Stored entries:
-----

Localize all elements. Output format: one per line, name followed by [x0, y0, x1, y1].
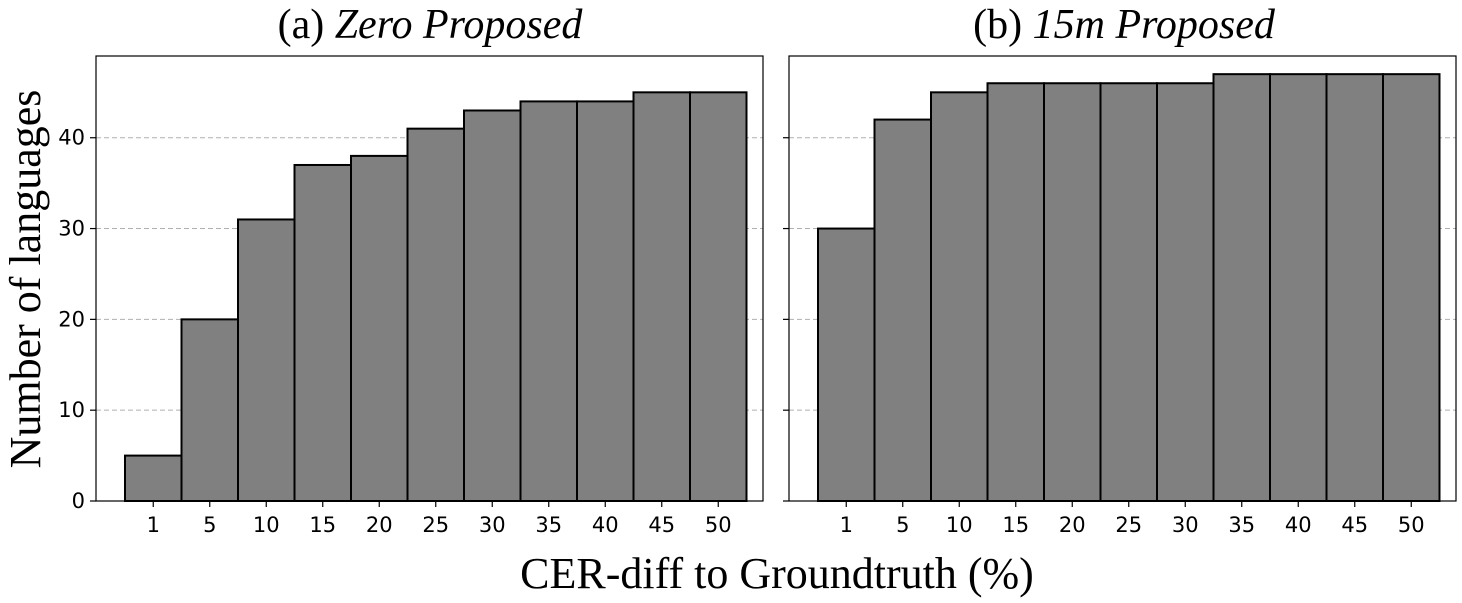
panel-b-xtick-label: 40 [1285, 513, 1312, 537]
panel-a-bar-10 [237, 218, 296, 502]
panel-a-bar-50 [689, 91, 748, 502]
panel-b-frame [788, 55, 1457, 502]
panel-a-title-prefix: (a) [278, 2, 335, 48]
panel-b-bar-20 [1043, 82, 1102, 502]
panel-a-frame [95, 55, 764, 502]
panel-a-ytick-label: 0 [72, 489, 85, 513]
panel-a-xtick-label: 1 [147, 513, 160, 537]
panel-a-xtick-label: 45 [648, 513, 675, 537]
panel-a-bar-20 [350, 154, 409, 503]
panel-a-bar-40 [576, 100, 635, 502]
panel-b-xtick-label: 35 [1228, 513, 1255, 537]
panel-b-bar-30 [1156, 82, 1215, 502]
panel-a-ytick-label: 10 [58, 398, 85, 422]
panel-b-xtick-label: 20 [1059, 513, 1086, 537]
panel-b-xtick-label: 30 [1172, 513, 1199, 537]
panel-a-xtick-label: 40 [592, 513, 619, 537]
panel-a-ytick-label: 20 [58, 307, 85, 331]
panel-b-bar-5 [873, 118, 932, 502]
panel-b-title-prefix: (b) [973, 2, 1032, 48]
panel-a-title-emph: Zero Proposed [335, 2, 584, 48]
panel-a-xtick-label: 50 [705, 513, 732, 537]
panel-a-xtick-label: 20 [366, 513, 393, 537]
panel-b-xtick-label: 45 [1341, 513, 1368, 537]
panel-b-xtick-label: 1 [840, 513, 853, 537]
panel-a-bar-5 [180, 318, 239, 502]
panel-a-bar-15 [293, 163, 352, 503]
panel-a-bar-45 [632, 91, 691, 502]
panel-a-xtick-label: 25 [422, 513, 449, 537]
panel-a-ytick-label: 40 [58, 126, 85, 150]
panel-b-xtick-label: 50 [1398, 513, 1425, 537]
panel-a-xtick-label: 30 [479, 513, 506, 537]
panel-b-bar-1 [817, 227, 876, 502]
panel-b-bar-45 [1325, 73, 1384, 502]
panel-a-xtick-label: 5 [203, 513, 216, 537]
panel-b-xtick-label: 25 [1115, 513, 1142, 537]
panel-b-xtick-label: 5 [896, 513, 909, 537]
y-axis-label: Number of languages [1, 90, 50, 469]
panel-a-ytick-label: 30 [58, 217, 85, 241]
panel-a-bar-30 [463, 109, 522, 502]
panel-a-bar-35 [519, 100, 578, 502]
panel-b-xtick-label: 10 [946, 513, 973, 537]
panel-b-bar-15 [986, 82, 1045, 502]
panel-b-plot: 1 5 10 15 20 25 30 35 40 45 50 [783, 55, 1457, 537]
panel-b-title-emph: 15m Proposed [1033, 2, 1276, 48]
panel-b-bar-25 [1099, 82, 1158, 502]
panel-b-bar-40 [1269, 73, 1328, 502]
panel-a-xtick-label: 35 [535, 513, 562, 537]
panel-b-bar-35 [1212, 73, 1271, 502]
panel-a-bar-25 [406, 127, 465, 502]
panel-b-bar-50 [1382, 73, 1441, 502]
x-axis-label: CER-diff to Groundtruth (%) [520, 549, 1034, 598]
panel-a-xtick-label: 10 [253, 513, 280, 537]
panel-b-title: (b) 15m Proposed [973, 2, 1276, 48]
panel-a-bar-1 [124, 454, 183, 502]
panel-a-title: (a) Zero Proposed [278, 2, 584, 48]
panel-b-bar-10 [930, 91, 989, 502]
panel-a-xtick-label: 15 [309, 513, 336, 537]
panel-b-xtick-label: 15 [1002, 513, 1029, 537]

-----

Express every line of the stored entries above as a JSON list of strings, one string per line, with blank lines left out. Leave the pictures out of the answer.

[
  "Localize all elements. Output format: one per line, name followed by [x0, y0, x1, y1].",
  "panel-b-xtick-label: 40 [1285, 513, 1312, 537]",
  "panel-a-bar-10 [237, 218, 296, 502]",
  "panel-a-bar-50 [689, 91, 748, 502]",
  "panel-b-frame [788, 55, 1457, 502]",
  "panel-a-title-prefix: (a) [278, 2, 335, 48]",
  "panel-b-bar-20 [1043, 82, 1102, 502]",
  "panel-a-frame [95, 55, 764, 502]",
  "panel-a-ytick-label: 0 [72, 489, 85, 513]",
  "panel-a-xtick-label: 1 [147, 513, 160, 537]",
  "panel-a-xtick-label: 45 [648, 513, 675, 537]",
  "panel-a-bar-20 [350, 154, 409, 503]",
  "panel-a-bar-40 [576, 100, 635, 502]",
  "panel-b-xtick-label: 35 [1228, 513, 1255, 537]",
  "panel-b-bar-30 [1156, 82, 1215, 502]",
  "panel-a-ytick-label: 10 [58, 398, 85, 422]",
  "panel-b-xtick-label: 20 [1059, 513, 1086, 537]",
  "panel-b-xtick-label: 30 [1172, 513, 1199, 537]",
  "panel-a-xtick-label: 40 [592, 513, 619, 537]",
  "panel-a-ytick-label: 20 [58, 307, 85, 331]",
  "panel-b-bar-5 [873, 118, 932, 502]",
  "panel-b-title-prefix: (b) [973, 2, 1032, 48]",
  "panel-a-title-emph: Zero Proposed [335, 2, 584, 48]",
  "panel-a-xtick-label: 50 [705, 513, 732, 537]",
  "panel-a-xtick-label: 20 [366, 513, 393, 537]",
  "panel-b-xtick-label: 45 [1341, 513, 1368, 537]",
  "panel-b-xtick-label: 1 [840, 513, 853, 537]",
  "panel-a-bar-5 [180, 318, 239, 502]",
  "panel-a-bar-15 [293, 163, 352, 503]",
  "panel-a-bar-45 [632, 91, 691, 502]",
  "panel-a-xtick-label: 25 [422, 513, 449, 537]",
  "panel-a-ytick-label: 40 [58, 126, 85, 150]",
  "panel-b-xtick-label: 50 [1398, 513, 1425, 537]",
  "panel-a-xtick-label: 30 [479, 513, 506, 537]",
  "panel-b-bar-1 [817, 227, 876, 502]",
  "panel-b-bar-45 [1325, 73, 1384, 502]",
  "panel-a-xtick-label: 5 [203, 513, 216, 537]",
  "panel-b-xtick-label: 25 [1115, 513, 1142, 537]",
  "panel-b-xtick-label: 5 [896, 513, 909, 537]",
  "y-axis-label: Number of languages [1, 90, 50, 469]",
  "panel-a-ytick-label: 30 [58, 217, 85, 241]",
  "panel-a-bar-30 [463, 109, 522, 502]",
  "panel-a-bar-35 [519, 100, 578, 502]",
  "panel-b-xtick-label: 10 [946, 513, 973, 537]",
  "panel-b-bar-15 [986, 82, 1045, 502]",
  "panel-b-plot: 1 5 10 15 20 25 30 35 40 45 50 [783, 55, 1457, 537]",
  "panel-b-title-emph: 15m Proposed [1033, 2, 1276, 48]",
  "panel-b-bar-25 [1099, 82, 1158, 502]",
  "panel-b-bar-40 [1269, 73, 1328, 502]",
  "panel-a-xtick-label: 35 [535, 513, 562, 537]",
  "panel-b-bar-35 [1212, 73, 1271, 502]",
  "panel-a-bar-25 [406, 127, 465, 502]",
  "panel-b-bar-50 [1382, 73, 1441, 502]",
  "x-axis-label: CER-diff to Groundtruth (%) [520, 549, 1034, 598]",
  "panel-a-xtick-label: 10 [253, 513, 280, 537]",
  "panel-b-title: (b) 15m Proposed [973, 2, 1276, 48]",
  "panel-a-bar-1 [124, 454, 183, 502]",
  "panel-a-title: (a) Zero Proposed [278, 2, 584, 48]",
  "panel-b-bar-10 [930, 91, 989, 502]",
  "panel-a-xtick-label: 15 [309, 513, 336, 537]",
  "panel-b-xtick-label: 15 [1002, 513, 1029, 537]"
]